>> Start

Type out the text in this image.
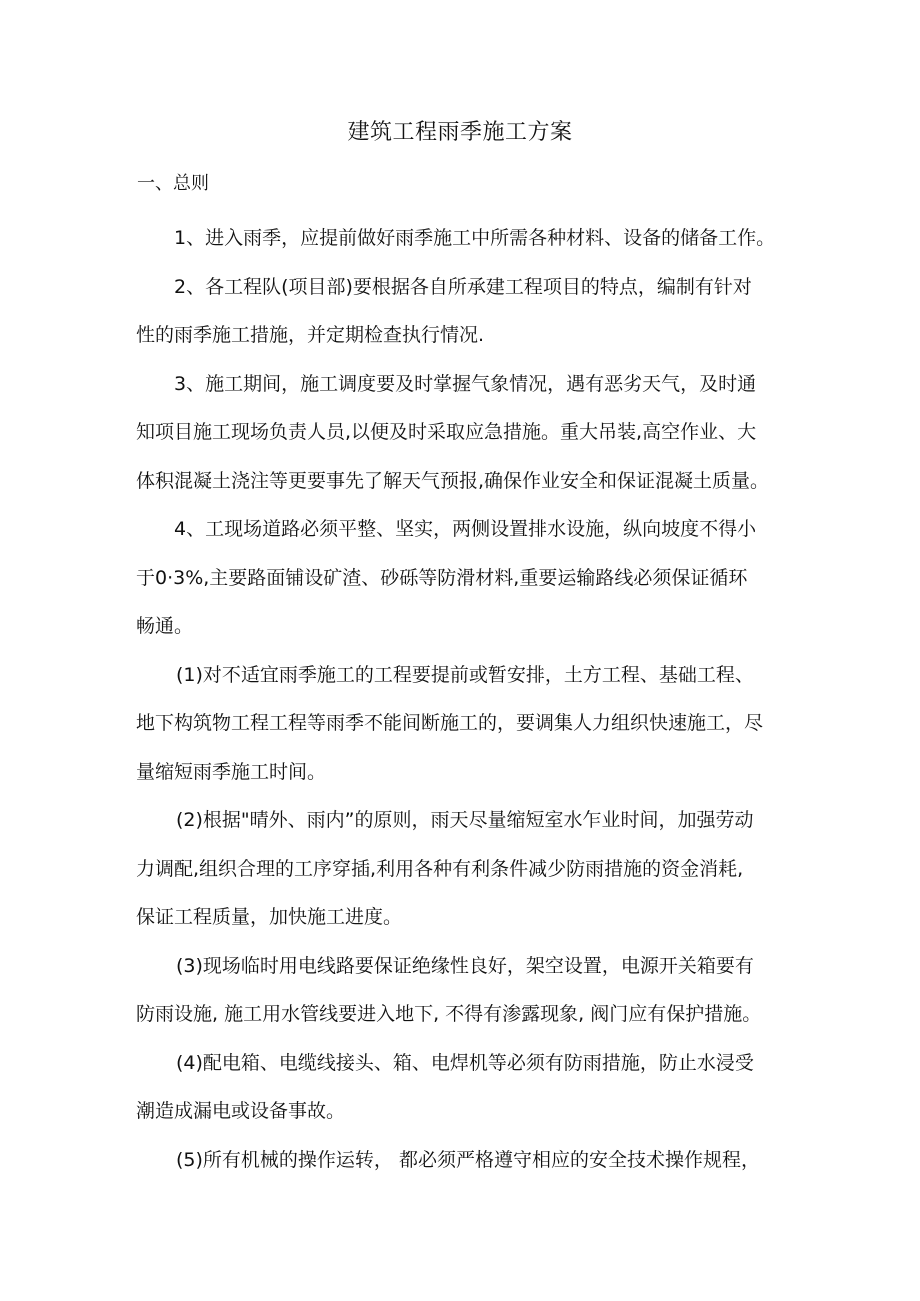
建筑工程雨季施工方案
一、总则

1、进入雨季，应提前做好雨季施工中所需各种材料、设备的储备工作。

2、各工程队(项目部)要根据各自所承建工程项目的特点，编制有针对
性的雨季施工措施，并定期检查执行情况.

3、施工期间，施工调度要及时掌握气象情况，遇有恶劣天气，及时通
知项目施工现场负责人员,以便及时采取应急措施。重大吊装,高空作业、大
体积混凝土浇注等更要事先了解天气预报,确保作业安全和保证混凝土质量。

4、工现场道路必须平整、坚实，两侧设置排水设施，纵向坡度不得小
于0·3%,主要路面铺设矿渣、砂砾等防滑材料,重要运输路线必须保证循环
畅通。

(1)对不适宜雨季施工的工程要提前或暂安排，土方工程、基础工程、
地下构筑物工程工程等雨季不能间断施工的，要调集人力组织快速施工，尽
量缩短雨季施工时间。

(2)根据"晴外、雨内”的原则，雨天尽量缩短室水乍业时间，加强劳动
力调配,组织合理的工序穿插,利用各种有利条件减少防雨措施的资金消耗,
保证工程质量，加快施工进度。

(3)现场临时用电线路要保证绝缘性良好，架空设置，电源开关箱要有
防雨设施, 施工用水管线要进入地下, 不得有渗露现象, 阀门应有保护措施。

(4)配电箱、电缆线接头、箱、电焊机等必须有防雨措施，防止水浸受
潮造成漏电或设备事故。

(5)所有机械的操作运转， 都必须严格遵守相应的安全技术操作规程，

>> End

[THE TASK] Your copy should repeat each entry above exactly but contain no pictures.

[EXERCISE RESULT]
Type out the text in this image.
建筑工程雨季施工方案
一、总则

1、进入雨季，应提前做好雨季施工中所需各种材料、设备的储备工作。

2、各工程队(项目部)要根据各自所承建工程项目的特点，编制有针对
性的雨季施工措施，并定期检查执行情况.

3、施工期间，施工调度要及时掌握气象情况，遇有恶劣天气，及时通
知项目施工现场负责人员,以便及时采取应急措施。重大吊装,高空作业、大
体积混凝土浇注等更要事先了解天气预报,确保作业安全和保证混凝土质量。

4、工现场道路必须平整、坚实，两侧设置排水设施，纵向坡度不得小
于0·3%,主要路面铺设矿渣、砂砾等防滑材料,重要运输路线必须保证循环
畅通。

(1)对不适宜雨季施工的工程要提前或暂安排，土方工程、基础工程、
地下构筑物工程工程等雨季不能间断施工的，要调集人力组织快速施工，尽
量缩短雨季施工时间。

(2)根据"晴外、雨内”的原则，雨天尽量缩短室水乍业时间，加强劳动
力调配,组织合理的工序穿插,利用各种有利条件减少防雨措施的资金消耗,
保证工程质量，加快施工进度。

(3)现场临时用电线路要保证绝缘性良好，架空设置，电源开关箱要有
防雨设施, 施工用水管线要进入地下, 不得有渗露现象, 阀门应有保护措施。

(4)配电箱、电缆线接头、箱、电焊机等必须有防雨措施，防止水浸受
潮造成漏电或设备事故。

(5)所有机械的操作运转， 都必须严格遵守相应的安全技术操作规程，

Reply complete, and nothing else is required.